==== GEGEBENER TEXTAUSZUG
Für die Richtigkeit dieser Auffassung spreche auch § 50 Abs. 2 Satz 2 LPVG NW, wonach, soweit bei Mittelbehörden die Persohalangelegenheiten der Beschäftigten zum Geschäftsbereich verschiedener oberster Landesbehörden gehörten, diese Beschäftigten für den Hauptpersonalrat bei der jeweils zuständigen obersten Landesbehörde wahlberechtigt seien. Wenn diese Vorschrift auch nicht unmittelbar auf die Wahl des Hauptvertrauensmannes der Schwerbehinderten anwendbar sei, lasse sich ihr jedoch auch für dessen Wahl der Grundsatz entnehmen, daß wahlberechtigt nur Personen sein sollten, die zum Geschäftsbereich der obersten Dienstbehörde gehörten, bei der der Hauptvertrauensmann der Schwerbehinderten zu wählen sei.
========
==== DATENSÄTZE
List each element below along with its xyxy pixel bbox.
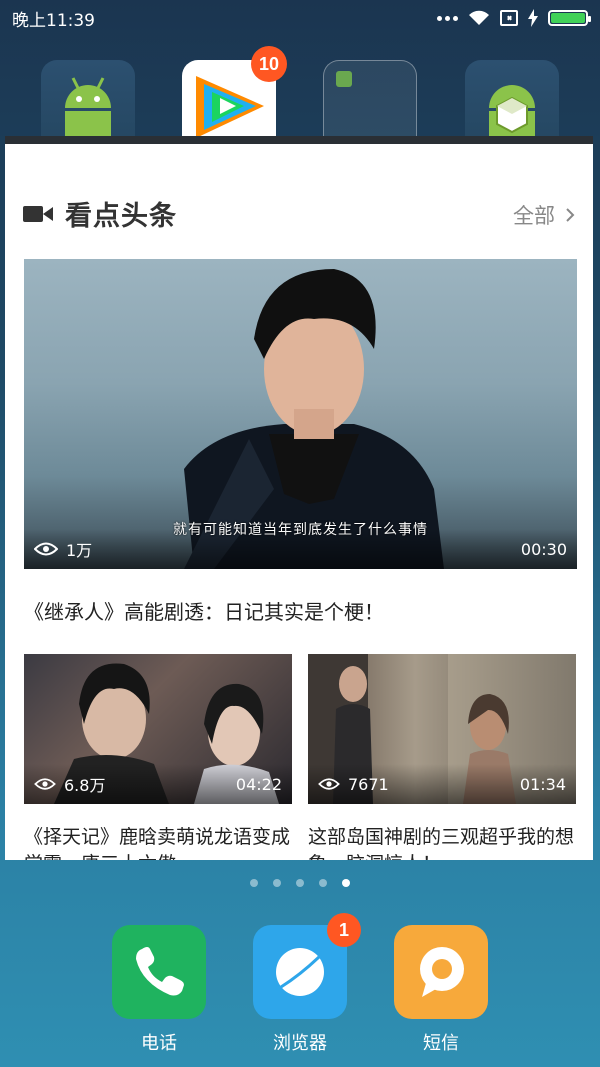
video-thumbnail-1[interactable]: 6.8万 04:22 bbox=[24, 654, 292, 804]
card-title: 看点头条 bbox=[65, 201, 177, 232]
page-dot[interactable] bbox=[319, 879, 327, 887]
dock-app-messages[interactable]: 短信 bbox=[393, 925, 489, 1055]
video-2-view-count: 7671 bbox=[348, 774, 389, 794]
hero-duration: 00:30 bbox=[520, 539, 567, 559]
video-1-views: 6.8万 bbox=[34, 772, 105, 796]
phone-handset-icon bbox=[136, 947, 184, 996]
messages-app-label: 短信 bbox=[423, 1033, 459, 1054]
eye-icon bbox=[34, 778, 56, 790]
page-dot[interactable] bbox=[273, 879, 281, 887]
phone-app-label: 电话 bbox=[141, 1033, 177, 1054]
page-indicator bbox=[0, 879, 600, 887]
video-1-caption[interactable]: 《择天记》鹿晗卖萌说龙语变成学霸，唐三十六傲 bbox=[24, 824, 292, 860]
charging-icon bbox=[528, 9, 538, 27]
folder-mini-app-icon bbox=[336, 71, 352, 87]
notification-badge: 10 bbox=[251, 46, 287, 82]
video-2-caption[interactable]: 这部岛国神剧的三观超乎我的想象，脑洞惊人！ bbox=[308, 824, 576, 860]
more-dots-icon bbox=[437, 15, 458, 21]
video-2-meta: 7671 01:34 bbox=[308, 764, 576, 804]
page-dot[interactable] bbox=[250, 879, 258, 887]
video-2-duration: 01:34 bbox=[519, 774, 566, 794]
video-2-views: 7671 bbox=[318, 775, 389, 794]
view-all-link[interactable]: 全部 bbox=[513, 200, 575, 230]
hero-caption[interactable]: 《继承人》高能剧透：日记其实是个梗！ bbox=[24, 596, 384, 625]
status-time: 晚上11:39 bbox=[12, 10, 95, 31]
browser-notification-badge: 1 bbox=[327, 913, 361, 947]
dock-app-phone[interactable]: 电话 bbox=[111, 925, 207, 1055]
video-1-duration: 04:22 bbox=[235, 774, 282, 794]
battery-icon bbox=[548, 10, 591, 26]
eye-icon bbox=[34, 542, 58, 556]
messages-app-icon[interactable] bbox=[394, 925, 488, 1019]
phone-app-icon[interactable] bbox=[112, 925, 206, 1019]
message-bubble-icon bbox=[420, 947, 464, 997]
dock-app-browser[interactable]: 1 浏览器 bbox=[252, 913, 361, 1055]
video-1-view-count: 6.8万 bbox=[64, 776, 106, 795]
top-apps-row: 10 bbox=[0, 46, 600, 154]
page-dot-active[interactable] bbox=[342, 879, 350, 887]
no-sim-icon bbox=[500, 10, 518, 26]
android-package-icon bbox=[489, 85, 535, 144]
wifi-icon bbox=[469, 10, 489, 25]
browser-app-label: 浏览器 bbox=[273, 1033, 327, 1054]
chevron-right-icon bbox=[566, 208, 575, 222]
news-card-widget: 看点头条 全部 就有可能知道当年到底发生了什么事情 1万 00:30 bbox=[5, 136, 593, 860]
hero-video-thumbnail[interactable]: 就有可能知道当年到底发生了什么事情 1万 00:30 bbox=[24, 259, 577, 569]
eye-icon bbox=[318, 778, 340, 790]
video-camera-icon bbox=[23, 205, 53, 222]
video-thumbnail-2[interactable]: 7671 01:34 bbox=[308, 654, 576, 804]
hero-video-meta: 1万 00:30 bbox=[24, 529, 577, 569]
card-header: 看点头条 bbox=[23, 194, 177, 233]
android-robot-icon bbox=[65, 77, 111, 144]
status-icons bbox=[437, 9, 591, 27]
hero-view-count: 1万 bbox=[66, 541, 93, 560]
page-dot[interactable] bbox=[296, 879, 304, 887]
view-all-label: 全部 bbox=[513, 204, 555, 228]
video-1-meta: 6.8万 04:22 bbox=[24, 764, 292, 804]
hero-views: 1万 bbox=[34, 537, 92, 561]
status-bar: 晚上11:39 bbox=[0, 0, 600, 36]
========
==== DATENSÄTZE
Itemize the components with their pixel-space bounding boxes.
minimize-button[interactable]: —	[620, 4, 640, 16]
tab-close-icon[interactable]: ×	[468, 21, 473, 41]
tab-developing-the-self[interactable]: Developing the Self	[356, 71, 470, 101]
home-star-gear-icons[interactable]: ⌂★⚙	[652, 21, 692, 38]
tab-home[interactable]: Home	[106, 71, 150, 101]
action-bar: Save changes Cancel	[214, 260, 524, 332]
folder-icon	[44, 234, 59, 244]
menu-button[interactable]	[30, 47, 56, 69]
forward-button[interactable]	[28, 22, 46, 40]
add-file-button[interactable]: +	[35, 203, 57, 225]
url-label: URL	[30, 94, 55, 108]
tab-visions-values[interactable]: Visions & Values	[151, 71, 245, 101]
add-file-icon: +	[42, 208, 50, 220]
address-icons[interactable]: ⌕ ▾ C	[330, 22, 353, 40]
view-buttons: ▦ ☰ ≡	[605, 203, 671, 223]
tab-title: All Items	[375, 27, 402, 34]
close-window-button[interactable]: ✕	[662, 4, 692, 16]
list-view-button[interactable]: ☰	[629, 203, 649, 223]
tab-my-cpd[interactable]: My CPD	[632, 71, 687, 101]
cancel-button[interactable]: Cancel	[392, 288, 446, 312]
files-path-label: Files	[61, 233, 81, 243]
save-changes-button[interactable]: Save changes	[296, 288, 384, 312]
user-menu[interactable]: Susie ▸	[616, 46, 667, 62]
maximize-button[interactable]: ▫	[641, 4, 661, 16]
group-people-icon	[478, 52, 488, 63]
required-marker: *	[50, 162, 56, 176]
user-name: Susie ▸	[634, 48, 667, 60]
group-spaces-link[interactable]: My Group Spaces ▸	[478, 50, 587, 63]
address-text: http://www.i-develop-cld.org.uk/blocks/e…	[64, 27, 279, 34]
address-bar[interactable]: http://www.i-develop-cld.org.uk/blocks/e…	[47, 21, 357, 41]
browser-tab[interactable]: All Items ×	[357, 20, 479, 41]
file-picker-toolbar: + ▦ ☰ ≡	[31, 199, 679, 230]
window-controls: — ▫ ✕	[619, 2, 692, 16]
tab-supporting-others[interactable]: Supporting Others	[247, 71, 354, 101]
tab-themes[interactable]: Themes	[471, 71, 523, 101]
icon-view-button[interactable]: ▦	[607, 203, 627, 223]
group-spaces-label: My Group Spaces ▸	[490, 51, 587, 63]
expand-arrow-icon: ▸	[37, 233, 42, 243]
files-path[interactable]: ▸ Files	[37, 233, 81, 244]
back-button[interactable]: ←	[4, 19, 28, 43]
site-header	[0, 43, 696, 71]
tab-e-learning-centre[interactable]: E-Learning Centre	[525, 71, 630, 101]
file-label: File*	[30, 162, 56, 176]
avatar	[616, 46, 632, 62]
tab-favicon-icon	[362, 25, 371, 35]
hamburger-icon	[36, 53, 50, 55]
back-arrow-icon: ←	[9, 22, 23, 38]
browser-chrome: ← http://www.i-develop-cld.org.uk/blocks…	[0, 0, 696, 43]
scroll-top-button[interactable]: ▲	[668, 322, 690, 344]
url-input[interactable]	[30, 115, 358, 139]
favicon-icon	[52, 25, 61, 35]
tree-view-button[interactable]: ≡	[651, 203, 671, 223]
========
==== DATENSÄTZE
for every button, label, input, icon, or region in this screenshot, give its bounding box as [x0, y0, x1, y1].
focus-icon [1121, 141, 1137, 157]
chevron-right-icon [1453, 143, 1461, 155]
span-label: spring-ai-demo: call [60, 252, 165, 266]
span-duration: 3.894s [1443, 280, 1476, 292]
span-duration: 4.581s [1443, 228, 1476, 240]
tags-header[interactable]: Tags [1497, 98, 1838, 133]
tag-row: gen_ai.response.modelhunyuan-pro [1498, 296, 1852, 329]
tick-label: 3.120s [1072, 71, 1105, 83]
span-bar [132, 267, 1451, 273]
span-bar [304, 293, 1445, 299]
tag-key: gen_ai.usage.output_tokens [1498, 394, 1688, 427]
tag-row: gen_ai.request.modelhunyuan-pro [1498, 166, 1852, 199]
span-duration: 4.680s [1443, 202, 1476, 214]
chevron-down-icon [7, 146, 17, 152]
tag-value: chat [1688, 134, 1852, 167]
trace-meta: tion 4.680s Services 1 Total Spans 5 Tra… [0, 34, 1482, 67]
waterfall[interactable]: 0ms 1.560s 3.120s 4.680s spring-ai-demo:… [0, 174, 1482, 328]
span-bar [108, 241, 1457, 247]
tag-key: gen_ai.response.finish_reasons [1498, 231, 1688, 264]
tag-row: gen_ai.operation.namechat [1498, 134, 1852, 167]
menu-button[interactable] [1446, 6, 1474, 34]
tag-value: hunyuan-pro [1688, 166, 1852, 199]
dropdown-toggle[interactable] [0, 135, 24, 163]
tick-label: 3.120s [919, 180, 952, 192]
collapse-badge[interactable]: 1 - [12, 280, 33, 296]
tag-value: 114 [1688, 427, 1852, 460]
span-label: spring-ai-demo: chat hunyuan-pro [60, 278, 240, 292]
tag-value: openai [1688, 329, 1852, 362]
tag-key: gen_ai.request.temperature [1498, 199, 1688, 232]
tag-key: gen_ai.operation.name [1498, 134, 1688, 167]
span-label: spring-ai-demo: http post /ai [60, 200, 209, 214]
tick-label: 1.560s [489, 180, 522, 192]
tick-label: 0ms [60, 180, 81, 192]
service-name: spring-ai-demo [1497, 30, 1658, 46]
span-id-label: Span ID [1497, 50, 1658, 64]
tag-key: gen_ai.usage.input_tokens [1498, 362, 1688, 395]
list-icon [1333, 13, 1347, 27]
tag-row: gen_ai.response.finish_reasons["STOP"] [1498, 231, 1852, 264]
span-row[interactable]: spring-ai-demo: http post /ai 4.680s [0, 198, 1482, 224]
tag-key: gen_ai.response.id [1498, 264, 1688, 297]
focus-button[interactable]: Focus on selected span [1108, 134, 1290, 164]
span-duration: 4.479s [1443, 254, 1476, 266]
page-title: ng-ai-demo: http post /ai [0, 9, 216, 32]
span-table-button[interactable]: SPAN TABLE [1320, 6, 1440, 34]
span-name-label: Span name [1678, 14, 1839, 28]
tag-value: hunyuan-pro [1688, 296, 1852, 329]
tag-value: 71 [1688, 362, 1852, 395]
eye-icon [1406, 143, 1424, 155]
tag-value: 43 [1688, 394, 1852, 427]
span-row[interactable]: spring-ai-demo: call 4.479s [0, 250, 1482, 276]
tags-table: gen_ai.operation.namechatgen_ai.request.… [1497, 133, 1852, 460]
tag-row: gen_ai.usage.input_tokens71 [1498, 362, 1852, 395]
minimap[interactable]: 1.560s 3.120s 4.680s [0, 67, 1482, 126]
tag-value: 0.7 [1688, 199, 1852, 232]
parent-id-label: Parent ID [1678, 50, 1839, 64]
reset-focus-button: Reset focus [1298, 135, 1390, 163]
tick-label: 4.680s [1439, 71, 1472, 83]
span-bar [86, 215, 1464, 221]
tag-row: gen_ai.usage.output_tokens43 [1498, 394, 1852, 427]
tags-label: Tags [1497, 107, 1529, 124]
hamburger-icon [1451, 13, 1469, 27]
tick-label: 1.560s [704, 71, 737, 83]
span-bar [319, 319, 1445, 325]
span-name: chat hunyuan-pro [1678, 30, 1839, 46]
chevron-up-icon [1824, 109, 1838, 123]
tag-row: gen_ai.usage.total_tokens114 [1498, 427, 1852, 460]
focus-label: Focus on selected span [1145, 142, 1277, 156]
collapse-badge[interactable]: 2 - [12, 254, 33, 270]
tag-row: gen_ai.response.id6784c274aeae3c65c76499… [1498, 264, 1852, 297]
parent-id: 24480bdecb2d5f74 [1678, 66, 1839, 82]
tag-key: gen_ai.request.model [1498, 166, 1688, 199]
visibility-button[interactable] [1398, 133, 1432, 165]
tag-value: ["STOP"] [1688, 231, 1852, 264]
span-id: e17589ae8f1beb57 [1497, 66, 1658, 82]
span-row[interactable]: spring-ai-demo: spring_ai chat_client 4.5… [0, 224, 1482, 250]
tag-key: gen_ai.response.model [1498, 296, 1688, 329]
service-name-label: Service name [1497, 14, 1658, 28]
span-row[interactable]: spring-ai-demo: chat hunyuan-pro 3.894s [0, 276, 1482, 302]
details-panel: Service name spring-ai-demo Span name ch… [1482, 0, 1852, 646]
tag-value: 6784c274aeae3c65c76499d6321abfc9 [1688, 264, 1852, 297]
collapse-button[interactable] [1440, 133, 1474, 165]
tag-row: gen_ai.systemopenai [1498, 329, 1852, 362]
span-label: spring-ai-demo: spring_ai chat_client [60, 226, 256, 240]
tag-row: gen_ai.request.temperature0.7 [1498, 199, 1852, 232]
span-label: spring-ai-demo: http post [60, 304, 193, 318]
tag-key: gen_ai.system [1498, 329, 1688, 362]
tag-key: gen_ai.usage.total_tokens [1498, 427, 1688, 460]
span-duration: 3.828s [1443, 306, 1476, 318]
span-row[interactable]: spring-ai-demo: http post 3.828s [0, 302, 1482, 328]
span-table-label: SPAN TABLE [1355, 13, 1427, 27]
========
ANFORDERUNGEN DER ÜBUNG:
A: Für welches Gremium und bei welcher Behörde sind die Beschäftigten von Mittelbehörden nach § 50 Abs. 2 Satz 2 LPVG NW laut dem Textauszug über die Wahl des Hauptvertrauensmannes der Schwerbehinderten wahlberechtigt?
B: Führen Sie den Textauszug über die Wahl des Hauptvertrauensmannes der Schwerbehinderten im Anschluss an seinen letzten Satz fort.
Die Datensätze werden zur Bearbeitung nicht benötigt.

LÖSUNGEN NACH AUFGABEN:
A: Sie sind für den Hauptpersonalrat bei der jeweils zuständigen obersten Landesbehörde wahlberechtigt.

B:
Außerdem müßte, falls man die Bezirksvertrauensmänner bei den Bezirksregierungen als zur Wahl des Hauptvertrauensmannes der Schwerbehinderten im Geschäftsbereich des Beteiligten zu 2) berechtigt ansehen würde, Entsprechendes auch hinsichtlich der Wahl der Hauptvertrauensmänner in den Geschäftsbereichen der übrigen Ministerien gelten. Damit würde aber den Bezirksvertrauensmännern bei den Bezirksregierungen bei der Wahl sämtlicher Hauptvertrauensmänner der Schwerbehinderten ein übermäßiger Einfluß eingeräumt, was vom Gesetzgeber nicht gewollt sei. Auch habe der Bundesrat in seiner Stellungnahme zum Entwurf eines Ersten Gesetzes zur Änderung des Schwerbehindertengesetzes vom 26. Oktober 1984 – BR-Drucks. 431/84 – vorgeschlagen, zur Klarstellung in § 24 Abs. 2 Satz 2 Halbs. 1 SchwbG F. 1979 nach dem Wort „Bezirksvertrauensmännern” die Worte „des Geschäftsbereichs” einzufügen.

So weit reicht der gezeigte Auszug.